Dataset records:
= = = = = = =

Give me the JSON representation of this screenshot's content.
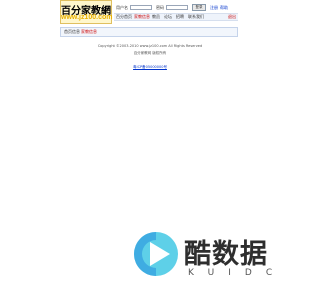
{
  "header": {
    "logo": {
      "cn_text": "百分家教網",
      "en_text": "www.jz100.com"
    },
    "login": {
      "username_label": "用户名",
      "password_label": "密码",
      "login_button": "登录",
      "register_link": "注册",
      "help_link": "帮助"
    },
    "nav": {
      "items": [
        {
          "label": "百分首页"
        },
        {
          "label": "家教信息"
        },
        {
          "label": "教员"
        },
        {
          "label": "论坛"
        },
        {
          "label": "招聘"
        },
        {
          "label": "联系我们"
        }
      ],
      "right_label": "退出"
    }
  },
  "tabs": {
    "items": [
      {
        "label": "首页信息"
      },
      {
        "label": "家教信息"
      }
    ]
  },
  "footer": {
    "copyright": "Copyright ©2003-2010 www.jz100.com All Rights Reserved",
    "sitename": "百分家教网 版权所有",
    "link": "粤ICP备05000000号"
  },
  "watermark": {
    "title": "酷数据",
    "sub": "KUIDC"
  },
  "colors": {
    "accent_red": "#cc0000",
    "link_blue": "#0033cc",
    "logo_yellow": "#e8b000",
    "wm_blue": "#3aa6e0",
    "wm_cyan": "#5ed0e8"
  }
}
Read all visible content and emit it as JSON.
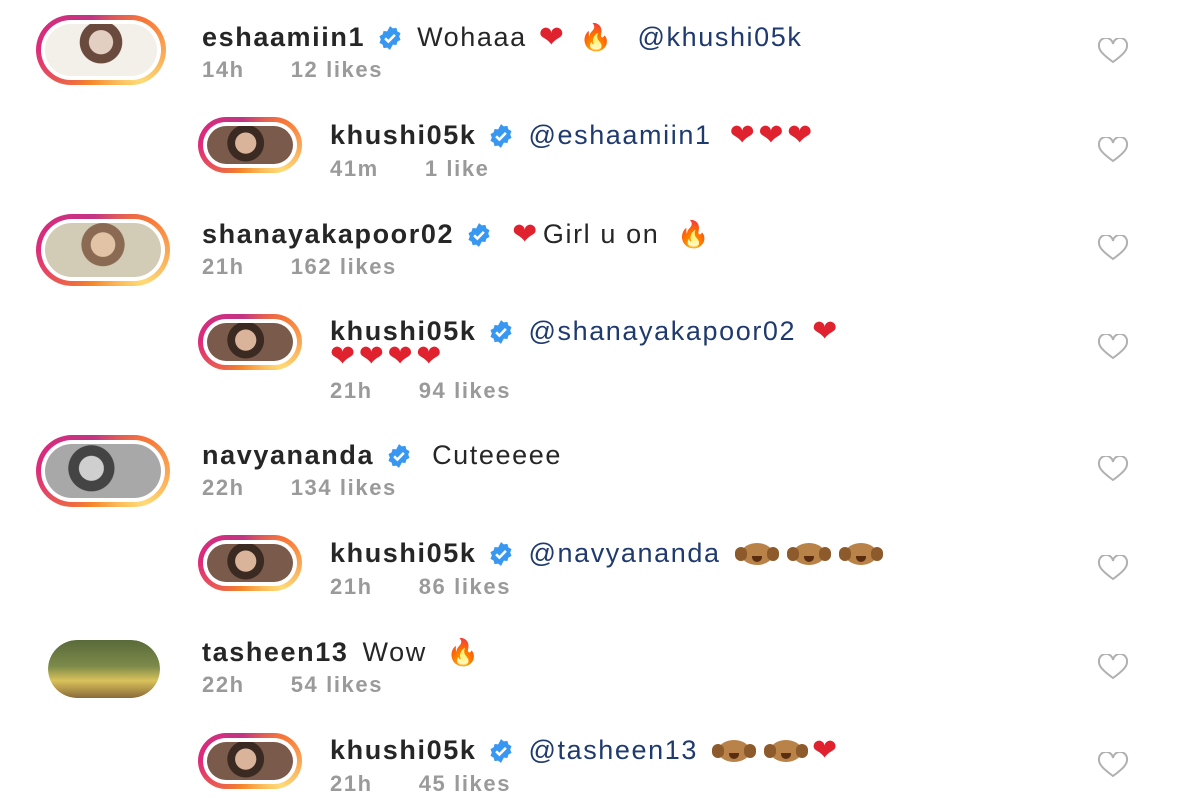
{
  "comments": [
    {
      "user": "eshaamiin1",
      "text": "Wohaaa",
      "emoji_after_text": [
        "heart",
        "fire"
      ],
      "mention": "@khushi05k",
      "emoji_after_mention": [],
      "time": "14h",
      "likes": "12 likes"
    },
    {
      "user": "khushi05k",
      "text": "",
      "emoji_after_text": [],
      "mention": "@eshaamiin1",
      "emoji_after_mention": [
        "heart",
        "heart",
        "heart"
      ],
      "time": "41m",
      "likes": "1 like"
    },
    {
      "user": "shanayakapoor02",
      "text": "Girl u on",
      "emoji_after_text": [
        "fire"
      ],
      "mention": "",
      "emoji_after_mention": [],
      "time": "21h",
      "likes": "162 likes"
    },
    {
      "user": "khushi05k",
      "text": "",
      "emoji_after_text": [],
      "mention": "@shanayakapoor02",
      "emoji_after_mention": [
        "heart",
        "heart",
        "heart",
        "heart",
        "heart"
      ],
      "time": "21h",
      "likes": "94 likes"
    },
    {
      "user": "navyananda",
      "text": "Cuteeeee",
      "emoji_after_text": [],
      "mention": "",
      "emoji_after_mention": [],
      "time": "22h",
      "likes": "134 likes"
    },
    {
      "user": "khushi05k",
      "text": "",
      "emoji_after_text": [],
      "mention": "@navyananda",
      "emoji_after_mention": [
        "speak-no-evil-monkey",
        "speak-no-evil-monkey",
        "speak-no-evil-monkey"
      ],
      "time": "21h",
      "likes": "86 likes"
    },
    {
      "user": "tasheen13",
      "text": "Wow",
      "emoji_after_text": [
        "fire"
      ],
      "mention": "",
      "emoji_after_mention": [],
      "time": "22h",
      "likes": "54 likes"
    },
    {
      "user": "khushi05k",
      "text": "",
      "emoji_after_text": [],
      "mention": "@tasheen13",
      "emoji_after_mention": [
        "speak-no-evil-monkey",
        "speak-no-evil-monkey",
        "heart"
      ],
      "time": "21h",
      "likes": "45 likes"
    }
  ],
  "colors": {
    "verified": "#3897f0",
    "heart": "#e0222f",
    "fire": "#f07b13",
    "meta": "#9a9a9a",
    "mention": "#1f3a6e"
  }
}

= = = = = = =

▶ What you have to do: Omit any images, then output the listing exactly.

▶ Response:
Give me the JSON representation of this screenshot's content.
{
  "header": {
    "logo": {
      "cn_text": "百分家教網",
      "en_text": "www.jz100.com"
    },
    "login": {
      "username_label": "用户名",
      "password_label": "密码",
      "login_button": "登录",
      "register_link": "注册",
      "help_link": "帮助"
    },
    "nav": {
      "items": [
        {
          "label": "百分首页"
        },
        {
          "label": "家教信息"
        },
        {
          "label": "教员"
        },
        {
          "label": "论坛"
        },
        {
          "label": "招聘"
        },
        {
          "label": "联系我们"
        }
      ],
      "right_label": "退出"
    }
  },
  "tabs": {
    "items": [
      {
        "label": "首页信息"
      },
      {
        "label": "家教信息"
      }
    ]
  },
  "footer": {
    "copyright": "Copyright ©2003-2010 www.jz100.com All Rights Reserved",
    "sitename": "百分家教网 版权所有",
    "link": "粤ICP备05000000号"
  },
  "watermark": {
    "title": "酷数据",
    "sub": "KUIDC"
  },
  "colors": {
    "accent_red": "#cc0000",
    "link_blue": "#0033cc",
    "logo_yellow": "#e8b000",
    "wm_blue": "#3aa6e0",
    "wm_cyan": "#5ed0e8"
  }
}
Read all visible content and emit it as JSON.
{
  "comments": [
    {
      "user": "eshaamiin1",
      "text": "Wohaaa",
      "emoji_after_text": [
        "heart",
        "fire"
      ],
      "mention": "@khushi05k",
      "emoji_after_mention": [],
      "time": "14h",
      "likes": "12 likes"
    },
    {
      "user": "khushi05k",
      "text": "",
      "emoji_after_text": [],
      "mention": "@eshaamiin1",
      "emoji_after_mention": [
        "heart",
        "heart",
        "heart"
      ],
      "time": "41m",
      "likes": "1 like"
    },
    {
      "user": "shanayakapoor02",
      "text": "Girl u on",
      "emoji_after_text": [
        "fire"
      ],
      "mention": "",
      "emoji_after_mention": [],
      "time": "21h",
      "likes": "162 likes"
    },
    {
      "user": "khushi05k",
      "text": "",
      "emoji_after_text": [],
      "mention": "@shanayakapoor02",
      "emoji_after_mention": [
        "heart",
        "heart",
        "heart",
        "heart",
        "heart"
      ],
      "time": "21h",
      "likes": "94 likes"
    },
    {
      "user": "navyananda",
      "text": "Cuteeeee",
      "emoji_after_text": [],
      "mention": "",
      "emoji_after_mention": [],
      "time": "22h",
      "likes": "134 likes"
    },
    {
      "user": "khushi05k",
      "text": "",
      "emoji_after_text": [],
      "mention": "@navyananda",
      "emoji_after_mention": [
        "speak-no-evil-monkey",
        "speak-no-evil-monkey",
        "speak-no-evil-monkey"
      ],
      "time": "21h",
      "likes": "86 likes"
    },
    {
      "user": "tasheen13",
      "text": "Wow",
      "emoji_after_text": [
        "fire"
      ],
      "mention": "",
      "emoji_after_mention": [],
      "time": "22h",
      "likes": "54 likes"
    },
    {
      "user": "khushi05k",
      "text": "",
      "emoji_after_text": [],
      "mention": "@tasheen13",
      "emoji_after_mention": [
        "speak-no-evil-monkey",
        "speak-no-evil-monkey",
        "heart"
      ],
      "time": "21h",
      "likes": "45 likes"
    }
  ],
  "colors": {
    "verified": "#3897f0",
    "heart": "#e0222f",
    "fire": "#f07b13",
    "meta": "#9a9a9a",
    "mention": "#1f3a6e"
  }
}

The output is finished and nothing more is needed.